→ PROBLEM TO WORK ON
Below is a block of records. Copy every line in it that contains the word "Sausage".

==========

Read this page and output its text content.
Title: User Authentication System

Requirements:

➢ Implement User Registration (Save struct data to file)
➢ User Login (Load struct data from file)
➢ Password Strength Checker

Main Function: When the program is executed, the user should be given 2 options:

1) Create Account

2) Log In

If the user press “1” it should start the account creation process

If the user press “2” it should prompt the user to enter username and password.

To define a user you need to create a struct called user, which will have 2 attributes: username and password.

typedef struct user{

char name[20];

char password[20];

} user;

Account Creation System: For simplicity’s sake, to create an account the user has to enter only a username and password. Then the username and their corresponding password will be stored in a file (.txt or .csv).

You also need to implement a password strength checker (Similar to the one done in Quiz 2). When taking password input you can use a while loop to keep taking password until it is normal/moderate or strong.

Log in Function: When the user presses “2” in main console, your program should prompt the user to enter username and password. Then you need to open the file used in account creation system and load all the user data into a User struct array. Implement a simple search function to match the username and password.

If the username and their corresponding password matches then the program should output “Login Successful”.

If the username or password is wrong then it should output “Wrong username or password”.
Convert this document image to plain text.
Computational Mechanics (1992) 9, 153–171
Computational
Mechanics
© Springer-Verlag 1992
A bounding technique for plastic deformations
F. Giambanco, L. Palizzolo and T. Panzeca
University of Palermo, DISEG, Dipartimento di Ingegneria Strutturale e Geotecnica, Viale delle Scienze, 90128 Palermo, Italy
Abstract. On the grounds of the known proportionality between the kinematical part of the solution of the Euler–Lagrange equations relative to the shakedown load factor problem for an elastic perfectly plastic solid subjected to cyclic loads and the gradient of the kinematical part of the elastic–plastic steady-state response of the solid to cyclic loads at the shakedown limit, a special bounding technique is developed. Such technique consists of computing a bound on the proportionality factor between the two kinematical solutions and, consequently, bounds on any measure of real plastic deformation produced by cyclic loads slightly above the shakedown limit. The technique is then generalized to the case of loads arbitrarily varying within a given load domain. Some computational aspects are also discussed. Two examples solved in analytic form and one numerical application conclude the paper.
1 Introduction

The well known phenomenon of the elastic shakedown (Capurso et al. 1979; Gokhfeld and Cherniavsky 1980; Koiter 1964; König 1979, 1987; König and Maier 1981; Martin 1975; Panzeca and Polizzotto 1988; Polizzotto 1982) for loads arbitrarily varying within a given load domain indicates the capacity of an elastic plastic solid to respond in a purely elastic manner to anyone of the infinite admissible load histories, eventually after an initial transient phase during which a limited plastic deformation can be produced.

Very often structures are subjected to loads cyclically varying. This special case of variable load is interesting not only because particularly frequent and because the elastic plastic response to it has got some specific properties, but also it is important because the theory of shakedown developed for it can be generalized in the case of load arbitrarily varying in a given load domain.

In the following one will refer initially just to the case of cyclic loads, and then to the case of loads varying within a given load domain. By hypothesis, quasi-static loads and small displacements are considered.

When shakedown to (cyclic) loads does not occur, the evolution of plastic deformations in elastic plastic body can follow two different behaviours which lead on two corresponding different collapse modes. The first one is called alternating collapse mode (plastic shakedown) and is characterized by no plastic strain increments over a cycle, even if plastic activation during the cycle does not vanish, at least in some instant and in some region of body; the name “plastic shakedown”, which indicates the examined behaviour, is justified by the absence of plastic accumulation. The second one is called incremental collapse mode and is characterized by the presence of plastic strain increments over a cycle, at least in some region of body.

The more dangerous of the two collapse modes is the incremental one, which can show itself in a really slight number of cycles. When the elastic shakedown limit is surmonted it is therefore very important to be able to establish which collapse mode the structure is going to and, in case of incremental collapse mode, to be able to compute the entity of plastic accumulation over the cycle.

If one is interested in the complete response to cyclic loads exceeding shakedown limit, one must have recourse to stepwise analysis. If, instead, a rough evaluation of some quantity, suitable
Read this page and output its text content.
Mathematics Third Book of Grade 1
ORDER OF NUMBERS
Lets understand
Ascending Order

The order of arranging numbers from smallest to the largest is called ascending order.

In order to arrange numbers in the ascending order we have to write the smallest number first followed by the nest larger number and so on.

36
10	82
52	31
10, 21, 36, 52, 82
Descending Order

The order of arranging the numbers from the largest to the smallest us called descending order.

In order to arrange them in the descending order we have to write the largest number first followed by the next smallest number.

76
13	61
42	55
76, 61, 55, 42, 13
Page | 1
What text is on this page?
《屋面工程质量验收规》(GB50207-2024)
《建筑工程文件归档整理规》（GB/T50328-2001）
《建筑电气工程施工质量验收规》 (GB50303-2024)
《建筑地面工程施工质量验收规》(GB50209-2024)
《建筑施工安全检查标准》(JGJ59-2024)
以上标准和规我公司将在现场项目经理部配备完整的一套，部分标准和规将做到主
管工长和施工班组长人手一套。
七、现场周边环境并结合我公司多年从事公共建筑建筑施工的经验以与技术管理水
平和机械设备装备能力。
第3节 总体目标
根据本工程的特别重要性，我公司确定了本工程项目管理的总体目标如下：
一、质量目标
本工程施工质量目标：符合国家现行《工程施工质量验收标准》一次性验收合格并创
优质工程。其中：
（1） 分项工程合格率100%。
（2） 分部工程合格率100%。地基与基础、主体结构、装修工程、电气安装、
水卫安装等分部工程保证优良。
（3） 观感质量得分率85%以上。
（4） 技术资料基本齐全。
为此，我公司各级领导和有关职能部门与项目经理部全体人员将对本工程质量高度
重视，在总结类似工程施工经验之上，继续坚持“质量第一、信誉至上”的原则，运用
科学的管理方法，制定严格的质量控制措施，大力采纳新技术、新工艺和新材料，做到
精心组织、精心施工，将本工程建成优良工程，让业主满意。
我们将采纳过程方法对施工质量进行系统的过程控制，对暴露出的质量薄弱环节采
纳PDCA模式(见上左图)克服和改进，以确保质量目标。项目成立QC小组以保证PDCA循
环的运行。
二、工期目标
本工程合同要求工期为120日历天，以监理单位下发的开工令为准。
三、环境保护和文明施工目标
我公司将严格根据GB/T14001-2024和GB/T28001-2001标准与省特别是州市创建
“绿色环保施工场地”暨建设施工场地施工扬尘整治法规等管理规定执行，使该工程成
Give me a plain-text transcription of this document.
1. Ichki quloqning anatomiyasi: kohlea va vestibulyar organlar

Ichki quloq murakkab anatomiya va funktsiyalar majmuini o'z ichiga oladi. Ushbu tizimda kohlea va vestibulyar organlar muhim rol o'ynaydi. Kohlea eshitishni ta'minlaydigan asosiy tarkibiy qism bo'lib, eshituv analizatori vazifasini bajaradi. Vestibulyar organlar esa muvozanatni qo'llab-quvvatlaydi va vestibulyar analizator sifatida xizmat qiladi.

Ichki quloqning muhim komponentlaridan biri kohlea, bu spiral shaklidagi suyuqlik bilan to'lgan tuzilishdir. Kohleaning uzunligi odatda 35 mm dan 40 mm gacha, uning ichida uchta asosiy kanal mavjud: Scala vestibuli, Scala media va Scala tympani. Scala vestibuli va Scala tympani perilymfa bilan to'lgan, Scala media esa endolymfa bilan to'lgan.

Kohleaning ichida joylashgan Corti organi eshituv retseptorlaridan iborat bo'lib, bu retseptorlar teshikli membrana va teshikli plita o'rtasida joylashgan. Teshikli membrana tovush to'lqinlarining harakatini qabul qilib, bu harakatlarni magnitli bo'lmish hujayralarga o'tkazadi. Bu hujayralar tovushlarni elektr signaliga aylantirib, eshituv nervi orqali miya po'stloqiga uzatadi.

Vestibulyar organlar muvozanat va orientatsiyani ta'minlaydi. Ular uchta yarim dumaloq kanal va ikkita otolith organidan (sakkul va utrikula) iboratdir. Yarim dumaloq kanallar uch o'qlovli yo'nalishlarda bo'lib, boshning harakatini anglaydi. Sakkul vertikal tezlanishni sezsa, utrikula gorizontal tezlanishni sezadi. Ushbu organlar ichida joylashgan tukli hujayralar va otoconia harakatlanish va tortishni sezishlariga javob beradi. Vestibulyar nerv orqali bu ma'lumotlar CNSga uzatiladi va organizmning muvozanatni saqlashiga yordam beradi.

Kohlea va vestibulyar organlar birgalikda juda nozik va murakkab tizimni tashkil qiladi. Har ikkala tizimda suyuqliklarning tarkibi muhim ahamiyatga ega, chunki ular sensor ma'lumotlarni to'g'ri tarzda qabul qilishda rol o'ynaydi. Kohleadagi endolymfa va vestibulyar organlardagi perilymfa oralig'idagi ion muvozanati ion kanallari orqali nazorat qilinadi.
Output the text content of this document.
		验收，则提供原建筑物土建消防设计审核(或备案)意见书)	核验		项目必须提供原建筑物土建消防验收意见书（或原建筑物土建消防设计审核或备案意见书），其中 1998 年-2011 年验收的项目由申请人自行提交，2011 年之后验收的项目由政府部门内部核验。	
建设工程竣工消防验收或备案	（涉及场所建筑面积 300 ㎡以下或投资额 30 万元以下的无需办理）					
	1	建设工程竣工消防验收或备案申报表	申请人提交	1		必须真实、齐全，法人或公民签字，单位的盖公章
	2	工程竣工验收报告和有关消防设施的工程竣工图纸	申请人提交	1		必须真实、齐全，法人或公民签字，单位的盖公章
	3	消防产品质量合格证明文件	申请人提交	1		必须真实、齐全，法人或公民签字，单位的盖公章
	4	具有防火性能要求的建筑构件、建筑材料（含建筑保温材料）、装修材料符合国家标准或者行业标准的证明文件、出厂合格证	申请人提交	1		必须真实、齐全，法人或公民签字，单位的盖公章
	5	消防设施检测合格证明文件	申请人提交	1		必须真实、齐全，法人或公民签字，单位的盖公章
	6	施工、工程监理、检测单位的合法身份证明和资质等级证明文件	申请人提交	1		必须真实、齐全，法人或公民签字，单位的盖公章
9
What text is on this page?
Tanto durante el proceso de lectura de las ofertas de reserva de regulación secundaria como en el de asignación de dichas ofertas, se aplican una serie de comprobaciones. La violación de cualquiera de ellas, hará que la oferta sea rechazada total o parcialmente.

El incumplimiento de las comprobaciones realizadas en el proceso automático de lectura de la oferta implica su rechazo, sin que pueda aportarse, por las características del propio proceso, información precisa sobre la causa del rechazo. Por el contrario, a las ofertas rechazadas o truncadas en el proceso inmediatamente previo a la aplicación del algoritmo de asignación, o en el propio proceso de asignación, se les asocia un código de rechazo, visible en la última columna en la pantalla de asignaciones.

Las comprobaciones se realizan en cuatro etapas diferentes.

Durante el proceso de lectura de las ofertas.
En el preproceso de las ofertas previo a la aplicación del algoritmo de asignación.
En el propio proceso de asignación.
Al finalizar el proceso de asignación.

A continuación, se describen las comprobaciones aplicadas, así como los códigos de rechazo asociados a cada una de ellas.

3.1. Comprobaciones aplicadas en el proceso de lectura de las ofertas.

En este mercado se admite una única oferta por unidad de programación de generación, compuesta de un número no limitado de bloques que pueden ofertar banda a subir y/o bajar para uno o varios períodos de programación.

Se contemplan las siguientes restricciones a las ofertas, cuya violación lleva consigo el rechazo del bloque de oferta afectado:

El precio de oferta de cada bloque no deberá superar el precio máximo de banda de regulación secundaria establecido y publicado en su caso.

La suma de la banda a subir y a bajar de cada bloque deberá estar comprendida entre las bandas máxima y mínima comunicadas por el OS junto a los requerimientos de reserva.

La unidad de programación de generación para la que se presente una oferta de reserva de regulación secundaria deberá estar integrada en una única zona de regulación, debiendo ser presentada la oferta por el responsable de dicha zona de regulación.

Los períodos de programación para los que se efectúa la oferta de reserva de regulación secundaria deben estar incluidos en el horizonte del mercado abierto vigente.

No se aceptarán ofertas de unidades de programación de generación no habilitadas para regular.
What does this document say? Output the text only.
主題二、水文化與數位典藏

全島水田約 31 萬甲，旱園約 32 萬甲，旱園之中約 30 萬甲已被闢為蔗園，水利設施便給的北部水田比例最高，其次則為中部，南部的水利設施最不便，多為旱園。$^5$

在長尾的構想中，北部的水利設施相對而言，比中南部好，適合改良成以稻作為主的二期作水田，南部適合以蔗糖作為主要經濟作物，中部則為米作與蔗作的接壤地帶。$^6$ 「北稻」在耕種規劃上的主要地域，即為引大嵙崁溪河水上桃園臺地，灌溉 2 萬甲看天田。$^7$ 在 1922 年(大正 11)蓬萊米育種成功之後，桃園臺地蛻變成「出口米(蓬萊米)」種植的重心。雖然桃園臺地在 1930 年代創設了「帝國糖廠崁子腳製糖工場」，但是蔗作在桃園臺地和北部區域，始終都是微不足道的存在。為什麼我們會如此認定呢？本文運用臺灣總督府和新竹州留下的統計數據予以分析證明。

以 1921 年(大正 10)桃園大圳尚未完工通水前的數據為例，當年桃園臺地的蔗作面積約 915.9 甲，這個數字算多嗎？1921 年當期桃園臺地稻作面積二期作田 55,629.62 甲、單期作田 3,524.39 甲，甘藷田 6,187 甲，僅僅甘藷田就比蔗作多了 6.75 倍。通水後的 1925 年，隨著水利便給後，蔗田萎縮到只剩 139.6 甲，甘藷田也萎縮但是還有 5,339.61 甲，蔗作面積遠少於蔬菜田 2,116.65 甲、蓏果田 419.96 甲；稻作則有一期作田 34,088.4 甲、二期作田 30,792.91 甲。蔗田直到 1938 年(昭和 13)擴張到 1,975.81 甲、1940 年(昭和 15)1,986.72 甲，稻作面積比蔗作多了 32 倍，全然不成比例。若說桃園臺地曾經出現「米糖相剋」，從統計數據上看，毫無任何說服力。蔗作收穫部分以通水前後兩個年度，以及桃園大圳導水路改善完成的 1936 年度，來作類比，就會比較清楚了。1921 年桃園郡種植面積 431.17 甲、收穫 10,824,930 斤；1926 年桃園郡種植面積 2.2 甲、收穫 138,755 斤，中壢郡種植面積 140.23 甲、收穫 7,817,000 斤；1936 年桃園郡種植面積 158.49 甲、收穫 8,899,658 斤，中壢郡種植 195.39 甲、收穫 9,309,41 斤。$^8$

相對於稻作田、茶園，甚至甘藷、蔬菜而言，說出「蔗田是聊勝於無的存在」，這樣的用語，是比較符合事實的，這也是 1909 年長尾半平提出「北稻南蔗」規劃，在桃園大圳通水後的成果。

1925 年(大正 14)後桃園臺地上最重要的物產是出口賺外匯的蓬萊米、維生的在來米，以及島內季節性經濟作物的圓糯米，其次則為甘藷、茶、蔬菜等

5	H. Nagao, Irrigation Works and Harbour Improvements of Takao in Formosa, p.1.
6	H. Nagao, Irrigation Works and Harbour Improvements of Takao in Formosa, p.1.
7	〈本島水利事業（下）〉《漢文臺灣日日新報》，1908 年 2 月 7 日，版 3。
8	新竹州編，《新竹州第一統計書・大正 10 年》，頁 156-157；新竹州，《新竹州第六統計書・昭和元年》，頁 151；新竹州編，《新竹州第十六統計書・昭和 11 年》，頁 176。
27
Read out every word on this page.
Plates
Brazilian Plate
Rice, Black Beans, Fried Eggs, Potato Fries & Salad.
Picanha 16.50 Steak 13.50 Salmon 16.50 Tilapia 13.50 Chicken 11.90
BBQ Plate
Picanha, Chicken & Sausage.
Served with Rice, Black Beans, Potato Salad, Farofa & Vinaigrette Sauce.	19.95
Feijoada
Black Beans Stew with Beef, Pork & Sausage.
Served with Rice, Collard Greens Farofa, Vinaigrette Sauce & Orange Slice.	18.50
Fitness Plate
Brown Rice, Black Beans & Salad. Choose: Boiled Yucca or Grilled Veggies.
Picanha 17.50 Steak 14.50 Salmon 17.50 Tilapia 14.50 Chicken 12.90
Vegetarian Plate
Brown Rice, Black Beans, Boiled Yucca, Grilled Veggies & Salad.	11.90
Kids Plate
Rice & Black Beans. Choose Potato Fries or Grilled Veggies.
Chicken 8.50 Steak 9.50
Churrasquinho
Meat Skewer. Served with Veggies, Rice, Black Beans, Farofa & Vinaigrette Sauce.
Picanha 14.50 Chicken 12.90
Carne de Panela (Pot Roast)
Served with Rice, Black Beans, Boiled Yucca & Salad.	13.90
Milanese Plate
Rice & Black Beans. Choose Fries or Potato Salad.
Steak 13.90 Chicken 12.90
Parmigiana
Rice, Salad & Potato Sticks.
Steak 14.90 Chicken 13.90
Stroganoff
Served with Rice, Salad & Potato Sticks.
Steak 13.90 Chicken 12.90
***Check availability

==========

→ OUTPUT FOR THIS EXERCISE
Picanha, Chicken & Sausage.
Black Beans Stew with Beef, Pork & Sausage.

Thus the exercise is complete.